[WORK TO BE COMPLETED] Restate the entries below word for word, omitting nothing.

Entries taken from a collection
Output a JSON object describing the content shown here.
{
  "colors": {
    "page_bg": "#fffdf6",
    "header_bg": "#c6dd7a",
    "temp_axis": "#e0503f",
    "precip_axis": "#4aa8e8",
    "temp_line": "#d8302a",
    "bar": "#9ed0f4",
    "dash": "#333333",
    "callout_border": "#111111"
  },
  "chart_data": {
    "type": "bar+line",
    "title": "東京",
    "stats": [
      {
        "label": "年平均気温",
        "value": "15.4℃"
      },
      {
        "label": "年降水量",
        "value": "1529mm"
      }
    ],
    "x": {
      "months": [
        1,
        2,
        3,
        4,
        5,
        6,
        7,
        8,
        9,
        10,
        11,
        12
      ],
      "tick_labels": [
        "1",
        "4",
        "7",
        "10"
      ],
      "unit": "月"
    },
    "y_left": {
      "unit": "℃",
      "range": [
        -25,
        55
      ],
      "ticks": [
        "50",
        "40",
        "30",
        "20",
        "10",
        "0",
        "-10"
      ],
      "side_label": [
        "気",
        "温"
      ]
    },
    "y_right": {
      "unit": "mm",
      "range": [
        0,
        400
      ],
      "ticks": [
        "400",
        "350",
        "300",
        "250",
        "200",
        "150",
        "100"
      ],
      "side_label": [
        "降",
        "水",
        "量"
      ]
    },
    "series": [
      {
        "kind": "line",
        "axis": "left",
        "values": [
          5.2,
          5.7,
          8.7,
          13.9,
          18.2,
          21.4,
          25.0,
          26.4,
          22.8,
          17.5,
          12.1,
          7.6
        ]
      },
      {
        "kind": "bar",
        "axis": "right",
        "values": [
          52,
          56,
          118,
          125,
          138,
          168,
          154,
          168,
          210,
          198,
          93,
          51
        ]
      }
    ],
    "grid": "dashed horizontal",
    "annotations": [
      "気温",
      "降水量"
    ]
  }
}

[ANSWER]
Output a JSON object describing the content shown here.
{
  "colors": {
    "page_bg": "#fffdf6",
    "header_bg": "#c6dd7a",
    "temp_axis": "#e0503f",
    "precip_axis": "#4aa8e8",
    "temp_line": "#d8302a",
    "bar": "#9ed0f4",
    "dash": "#333333",
    "callout_border": "#111111"
  },
  "chart_data": {
    "type": "bar+line",
    "title": "東京",
    "stats": [
      {
        "label": "年平均気温",
        "value": "15.4℃"
      },
      {
        "label": "年降水量",
        "value": "1529mm"
      }
    ],
    "x": {
      "months": [
        1,
        2,
        3,
        4,
        5,
        6,
        7,
        8,
        9,
        10,
        11,
        12
      ],
      "tick_labels": [
        "1",
        "4",
        "7",
        "10"
      ],
      "unit": "月"
    },
    "y_left": {
      "unit": "℃",
      "range": [
        -25,
        55
      ],
      "ticks": [
        "50",
        "40",
        "30",
        "20",
        "10",
        "0",
        "-10"
      ],
      "side_label": [
        "気",
        "温"
      ]
    },
    "y_right": {
      "unit": "mm",
      "range": [
        0,
        400
      ],
      "ticks": [
        "400",
        "350",
        "300",
        "250",
        "200",
        "150",
        "100"
      ],
      "side_label": [
        "降",
        "水",
        "量"
      ]
    },
    "series": [
      {
        "kind": "line",
        "axis": "left",
        "values": [
          5.2,
          5.7,
          8.7,
          13.9,
          18.2,
          21.4,
          25.0,
          26.4,
          22.8,
          17.5,
          12.1,
          7.6
        ]
      },
      {
        "kind": "bar",
        "axis": "right",
        "values": [
          52,
          56,
          118,
          125,
          138,
          168,
          154,
          168,
          210,
          198,
          93,
          51
        ]
      }
    ],
    "grid": "dashed horizontal",
    "annotations": [
      "気温",
      "降水量"
    ]
  }
}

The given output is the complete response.